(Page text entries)
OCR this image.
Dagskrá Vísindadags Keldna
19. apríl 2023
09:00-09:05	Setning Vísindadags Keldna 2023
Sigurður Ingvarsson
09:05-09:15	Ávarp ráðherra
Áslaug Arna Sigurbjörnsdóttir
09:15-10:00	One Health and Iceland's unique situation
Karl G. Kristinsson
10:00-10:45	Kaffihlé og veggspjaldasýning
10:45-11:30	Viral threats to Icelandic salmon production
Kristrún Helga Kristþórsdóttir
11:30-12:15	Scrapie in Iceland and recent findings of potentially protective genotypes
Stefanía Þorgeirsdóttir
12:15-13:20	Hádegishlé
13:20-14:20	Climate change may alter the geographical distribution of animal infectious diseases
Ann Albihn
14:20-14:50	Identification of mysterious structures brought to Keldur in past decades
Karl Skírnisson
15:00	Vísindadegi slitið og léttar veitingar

◆ What is expected:
From the first line to the last, give the data again exactly.

◆ Answer below:
OCR this image.
Dagskrá Vísindadags Keldna
19. apríl 2023
09:00-09:05	Setning Vísindadags Keldna 2023
Sigurður Ingvarsson
09:05-09:15	Ávarp ráðherra
Áslaug Arna Sigurbjörnsdóttir
09:15-10:00	One Health and Iceland's unique situation
Karl G. Kristinsson
10:00-10:45	Kaffihlé og veggspjaldasýning
10:45-11:30	Viral threats to Icelandic salmon production
Kristrún Helga Kristþórsdóttir
11:30-12:15	Scrapie in Iceland and recent findings of potentially protective genotypes
Stefanía Þorgeirsdóttir
12:15-13:20	Hádegishlé
13:20-14:20	Climate change may alter the geographical distribution of animal infectious diseases
Ann Albihn
14:20-14:50	Identification of mysterious structures brought to Keldur in past decades
Karl Skírnisson
15:00	Vísindadegi slitið og léttar veitingar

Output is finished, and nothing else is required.